### Supplied information ###

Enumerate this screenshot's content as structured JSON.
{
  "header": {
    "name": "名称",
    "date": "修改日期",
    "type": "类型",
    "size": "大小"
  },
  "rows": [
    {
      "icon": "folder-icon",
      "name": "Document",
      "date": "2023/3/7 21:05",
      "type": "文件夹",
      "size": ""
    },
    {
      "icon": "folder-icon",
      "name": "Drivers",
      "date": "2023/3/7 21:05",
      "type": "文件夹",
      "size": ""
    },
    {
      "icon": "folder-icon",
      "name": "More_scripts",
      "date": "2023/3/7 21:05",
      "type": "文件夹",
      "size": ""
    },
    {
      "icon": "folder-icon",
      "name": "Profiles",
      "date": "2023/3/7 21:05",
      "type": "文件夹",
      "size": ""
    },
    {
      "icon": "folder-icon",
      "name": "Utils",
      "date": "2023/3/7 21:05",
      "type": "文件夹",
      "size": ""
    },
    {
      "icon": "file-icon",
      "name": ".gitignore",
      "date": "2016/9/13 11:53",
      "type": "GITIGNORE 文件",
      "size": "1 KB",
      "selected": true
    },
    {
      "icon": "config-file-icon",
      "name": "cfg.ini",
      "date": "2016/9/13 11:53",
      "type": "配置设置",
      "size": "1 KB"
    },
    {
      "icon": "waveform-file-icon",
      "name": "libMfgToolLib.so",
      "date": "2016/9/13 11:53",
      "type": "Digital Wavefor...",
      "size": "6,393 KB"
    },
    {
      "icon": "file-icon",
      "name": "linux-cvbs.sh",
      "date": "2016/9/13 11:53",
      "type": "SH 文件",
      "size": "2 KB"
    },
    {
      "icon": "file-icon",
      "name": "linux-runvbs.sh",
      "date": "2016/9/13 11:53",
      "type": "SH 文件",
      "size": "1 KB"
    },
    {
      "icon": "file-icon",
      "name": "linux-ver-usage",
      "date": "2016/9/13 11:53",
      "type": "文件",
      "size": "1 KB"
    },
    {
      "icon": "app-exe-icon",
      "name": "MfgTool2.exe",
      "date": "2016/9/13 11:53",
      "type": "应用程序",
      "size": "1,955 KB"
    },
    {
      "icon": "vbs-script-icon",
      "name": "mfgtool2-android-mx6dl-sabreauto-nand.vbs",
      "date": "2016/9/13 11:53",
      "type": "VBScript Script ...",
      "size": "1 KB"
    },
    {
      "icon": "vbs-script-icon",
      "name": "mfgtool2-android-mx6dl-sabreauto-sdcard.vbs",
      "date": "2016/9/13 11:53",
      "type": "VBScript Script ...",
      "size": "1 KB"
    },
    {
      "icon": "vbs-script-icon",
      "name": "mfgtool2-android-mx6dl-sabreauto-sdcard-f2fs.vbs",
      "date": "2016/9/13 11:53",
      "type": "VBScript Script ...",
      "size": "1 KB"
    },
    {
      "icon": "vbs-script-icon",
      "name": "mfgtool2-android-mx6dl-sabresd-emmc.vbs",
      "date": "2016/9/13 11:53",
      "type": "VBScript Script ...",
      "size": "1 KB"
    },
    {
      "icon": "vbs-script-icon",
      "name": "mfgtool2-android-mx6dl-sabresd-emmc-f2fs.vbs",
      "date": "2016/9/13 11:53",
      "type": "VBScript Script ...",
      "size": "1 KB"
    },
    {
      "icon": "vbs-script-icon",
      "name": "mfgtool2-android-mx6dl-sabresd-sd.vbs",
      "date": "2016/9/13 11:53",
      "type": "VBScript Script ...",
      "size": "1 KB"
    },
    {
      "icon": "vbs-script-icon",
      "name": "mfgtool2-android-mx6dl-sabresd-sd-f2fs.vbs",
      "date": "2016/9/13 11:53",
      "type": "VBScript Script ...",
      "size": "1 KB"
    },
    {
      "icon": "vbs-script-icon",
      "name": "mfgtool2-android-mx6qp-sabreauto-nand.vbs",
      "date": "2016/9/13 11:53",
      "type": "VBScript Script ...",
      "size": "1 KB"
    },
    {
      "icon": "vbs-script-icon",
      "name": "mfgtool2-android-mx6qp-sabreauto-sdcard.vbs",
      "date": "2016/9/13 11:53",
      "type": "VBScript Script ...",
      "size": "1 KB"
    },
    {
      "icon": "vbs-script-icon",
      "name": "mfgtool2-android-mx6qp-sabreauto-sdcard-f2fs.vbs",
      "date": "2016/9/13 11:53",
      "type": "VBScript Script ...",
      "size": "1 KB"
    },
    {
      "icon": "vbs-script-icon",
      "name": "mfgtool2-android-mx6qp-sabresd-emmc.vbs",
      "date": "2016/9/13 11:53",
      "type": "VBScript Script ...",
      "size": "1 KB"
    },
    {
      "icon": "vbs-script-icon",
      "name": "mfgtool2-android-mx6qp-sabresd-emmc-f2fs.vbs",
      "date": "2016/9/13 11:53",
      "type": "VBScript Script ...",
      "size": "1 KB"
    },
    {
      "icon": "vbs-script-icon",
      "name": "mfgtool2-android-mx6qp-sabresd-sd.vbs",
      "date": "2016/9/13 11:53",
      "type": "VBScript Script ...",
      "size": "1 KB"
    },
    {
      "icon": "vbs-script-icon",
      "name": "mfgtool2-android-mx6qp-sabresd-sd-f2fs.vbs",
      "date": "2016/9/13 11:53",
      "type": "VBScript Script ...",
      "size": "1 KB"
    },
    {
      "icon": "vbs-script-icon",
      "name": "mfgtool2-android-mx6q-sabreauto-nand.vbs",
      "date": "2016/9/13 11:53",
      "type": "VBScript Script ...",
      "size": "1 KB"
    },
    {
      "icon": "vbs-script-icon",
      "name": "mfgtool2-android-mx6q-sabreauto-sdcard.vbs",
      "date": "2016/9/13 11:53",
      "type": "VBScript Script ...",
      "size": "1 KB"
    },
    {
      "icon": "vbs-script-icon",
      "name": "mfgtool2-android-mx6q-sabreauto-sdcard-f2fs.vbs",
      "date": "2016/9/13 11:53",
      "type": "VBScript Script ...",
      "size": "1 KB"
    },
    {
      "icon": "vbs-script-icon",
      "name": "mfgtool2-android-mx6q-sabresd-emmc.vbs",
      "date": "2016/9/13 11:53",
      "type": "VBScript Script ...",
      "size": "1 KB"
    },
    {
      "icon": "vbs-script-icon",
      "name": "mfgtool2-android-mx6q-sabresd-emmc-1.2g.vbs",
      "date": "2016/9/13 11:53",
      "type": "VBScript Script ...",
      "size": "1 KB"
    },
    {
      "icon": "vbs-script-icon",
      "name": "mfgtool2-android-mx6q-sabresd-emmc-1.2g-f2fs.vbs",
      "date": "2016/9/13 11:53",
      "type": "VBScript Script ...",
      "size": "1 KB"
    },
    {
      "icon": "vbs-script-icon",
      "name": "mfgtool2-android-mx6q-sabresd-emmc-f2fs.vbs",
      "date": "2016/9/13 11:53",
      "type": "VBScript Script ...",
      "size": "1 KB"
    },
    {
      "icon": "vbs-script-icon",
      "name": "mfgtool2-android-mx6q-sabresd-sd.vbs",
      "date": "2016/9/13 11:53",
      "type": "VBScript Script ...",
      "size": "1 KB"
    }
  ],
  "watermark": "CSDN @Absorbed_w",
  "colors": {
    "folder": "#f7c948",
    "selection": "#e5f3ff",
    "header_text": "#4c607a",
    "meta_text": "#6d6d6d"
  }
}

###

**Goal of the exercise**: Repeat the preceding lines exactly, please, every one of them.

**Response to the task**:
Enumerate this screenshot's content as structured JSON.
{
  "header": {
    "name": "名称",
    "date": "修改日期",
    "type": "类型",
    "size": "大小"
  },
  "rows": [
    {
      "icon": "folder-icon",
      "name": "Document",
      "date": "2023/3/7 21:05",
      "type": "文件夹",
      "size": ""
    },
    {
      "icon": "folder-icon",
      "name": "Drivers",
      "date": "2023/3/7 21:05",
      "type": "文件夹",
      "size": ""
    },
    {
      "icon": "folder-icon",
      "name": "More_scripts",
      "date": "2023/3/7 21:05",
      "type": "文件夹",
      "size": ""
    },
    {
      "icon": "folder-icon",
      "name": "Profiles",
      "date": "2023/3/7 21:05",
      "type": "文件夹",
      "size": ""
    },
    {
      "icon": "folder-icon",
      "name": "Utils",
      "date": "2023/3/7 21:05",
      "type": "文件夹",
      "size": ""
    },
    {
      "icon": "file-icon",
      "name": ".gitignore",
      "date": "2016/9/13 11:53",
      "type": "GITIGNORE 文件",
      "size": "1 KB",
      "selected": true
    },
    {
      "icon": "config-file-icon",
      "name": "cfg.ini",
      "date": "2016/9/13 11:53",
      "type": "配置设置",
      "size": "1 KB"
    },
    {
      "icon": "waveform-file-icon",
      "name": "libMfgToolLib.so",
      "date": "2016/9/13 11:53",
      "type": "Digital Wavefor...",
      "size": "6,393 KB"
    },
    {
      "icon": "file-icon",
      "name": "linux-cvbs.sh",
      "date": "2016/9/13 11:53",
      "type": "SH 文件",
      "size": "2 KB"
    },
    {
      "icon": "file-icon",
      "name": "linux-runvbs.sh",
      "date": "2016/9/13 11:53",
      "type": "SH 文件",
      "size": "1 KB"
    },
    {
      "icon": "file-icon",
      "name": "linux-ver-usage",
      "date": "2016/9/13 11:53",
      "type": "文件",
      "size": "1 KB"
    },
    {
      "icon": "app-exe-icon",
      "name": "MfgTool2.exe",
      "date": "2016/9/13 11:53",
      "type": "应用程序",
      "size": "1,955 KB"
    },
    {
      "icon": "vbs-script-icon",
      "name": "mfgtool2-android-mx6dl-sabreauto-nand.vbs",
      "date": "2016/9/13 11:53",
      "type": "VBScript Script ...",
      "size": "1 KB"
    },
    {
      "icon": "vbs-script-icon",
      "name": "mfgtool2-android-mx6dl-sabreauto-sdcard.vbs",
      "date": "2016/9/13 11:53",
      "type": "VBScript Script ...",
      "size": "1 KB"
    },
    {
      "icon": "vbs-script-icon",
      "name": "mfgtool2-android-mx6dl-sabreauto-sdcard-f2fs.vbs",
      "date": "2016/9/13 11:53",
      "type": "VBScript Script ...",
      "size": "1 KB"
    },
    {
      "icon": "vbs-script-icon",
      "name": "mfgtool2-android-mx6dl-sabresd-emmc.vbs",
      "date": "2016/9/13 11:53",
      "type": "VBScript Script ...",
      "size": "1 KB"
    },
    {
      "icon": "vbs-script-icon",
      "name": "mfgtool2-android-mx6dl-sabresd-emmc-f2fs.vbs",
      "date": "2016/9/13 11:53",
      "type": "VBScript Script ...",
      "size": "1 KB"
    },
    {
      "icon": "vbs-script-icon",
      "name": "mfgtool2-android-mx6dl-sabresd-sd.vbs",
      "date": "2016/9/13 11:53",
      "type": "VBScript Script ...",
      "size": "1 KB"
    },
    {
      "icon": "vbs-script-icon",
      "name": "mfgtool2-android-mx6dl-sabresd-sd-f2fs.vbs",
      "date": "2016/9/13 11:53",
      "type": "VBScript Script ...",
      "size": "1 KB"
    },
    {
      "icon": "vbs-script-icon",
      "name": "mfgtool2-android-mx6qp-sabreauto-nand.vbs",
      "date": "2016/9/13 11:53",
      "type": "VBScript Script ...",
      "size": "1 KB"
    },
    {
      "icon": "vbs-script-icon",
      "name": "mfgtool2-android-mx6qp-sabreauto-sdcard.vbs",
      "date": "2016/9/13 11:53",
      "type": "VBScript Script ...",
      "size": "1 KB"
    },
    {
      "icon": "vbs-script-icon",
      "name": "mfgtool2-android-mx6qp-sabreauto-sdcard-f2fs.vbs",
      "date": "2016/9/13 11:53",
      "type": "VBScript Script ...",
      "size": "1 KB"
    },
    {
      "icon": "vbs-script-icon",
      "name": "mfgtool2-android-mx6qp-sabresd-emmc.vbs",
      "date": "2016/9/13 11:53",
      "type": "VBScript Script ...",
      "size": "1 KB"
    },
    {
      "icon": "vbs-script-icon",
      "name": "mfgtool2-android-mx6qp-sabresd-emmc-f2fs.vbs",
      "date": "2016/9/13 11:53",
      "type": "VBScript Script ...",
      "size": "1 KB"
    },
    {
      "icon": "vbs-script-icon",
      "name": "mfgtool2-android-mx6qp-sabresd-sd.vbs",
      "date": "2016/9/13 11:53",
      "type": "VBScript Script ...",
      "size": "1 KB"
    },
    {
      "icon": "vbs-script-icon",
      "name": "mfgtool2-android-mx6qp-sabresd-sd-f2fs.vbs",
      "date": "2016/9/13 11:53",
      "type": "VBScript Script ...",
      "size": "1 KB"
    },
    {
      "icon": "vbs-script-icon",
      "name": "mfgtool2-android-mx6q-sabreauto-nand.vbs",
      "date": "2016/9/13 11:53",
      "type": "VBScript Script ...",
      "size": "1 KB"
    },
    {
      "icon": "vbs-script-icon",
      "name": "mfgtool2-android-mx6q-sabreauto-sdcard.vbs",
      "date": "2016/9/13 11:53",
      "type": "VBScript Script ...",
      "size": "1 KB"
    },
    {
      "icon": "vbs-script-icon",
      "name": "mfgtool2-android-mx6q-sabreauto-sdcard-f2fs.vbs",
      "date": "2016/9/13 11:53",
      "type": "VBScript Script ...",
      "size": "1 KB"
    },
    {
      "icon": "vbs-script-icon",
      "name": "mfgtool2-android-mx6q-sabresd-emmc.vbs",
      "date": "2016/9/13 11:53",
      "type": "VBScript Script ...",
      "size": "1 KB"
    },
    {
      "icon": "vbs-script-icon",
      "name": "mfgtool2-android-mx6q-sabresd-emmc-1.2g.vbs",
      "date": "2016/9/13 11:53",
      "type": "VBScript Script ...",
      "size": "1 KB"
    },
    {
      "icon": "vbs-script-icon",
      "name": "mfgtool2-android-mx6q-sabresd-emmc-1.2g-f2fs.vbs",
      "date": "2016/9/13 11:53",
      "type": "VBScript Script ...",
      "size": "1 KB"
    },
    {
      "icon": "vbs-script-icon",
      "name": "mfgtool2-android-mx6q-sabresd-emmc-f2fs.vbs",
      "date": "2016/9/13 11:53",
      "type": "VBScript Script ...",
      "size": "1 KB"
    },
    {
      "icon": "vbs-script-icon",
      "name": "mfgtool2-android-mx6q-sabresd-sd.vbs",
      "date": "2016/9/13 11:53",
      "type": "VBScript Script ...",
      "size": "1 KB"
    }
  ],
  "watermark": "CSDN @Absorbed_w",
  "colors": {
    "folder": "#f7c948",
    "selection": "#e5f3ff",
    "header_text": "#4c607a",
    "meta_text": "#6d6d6d"
  }
}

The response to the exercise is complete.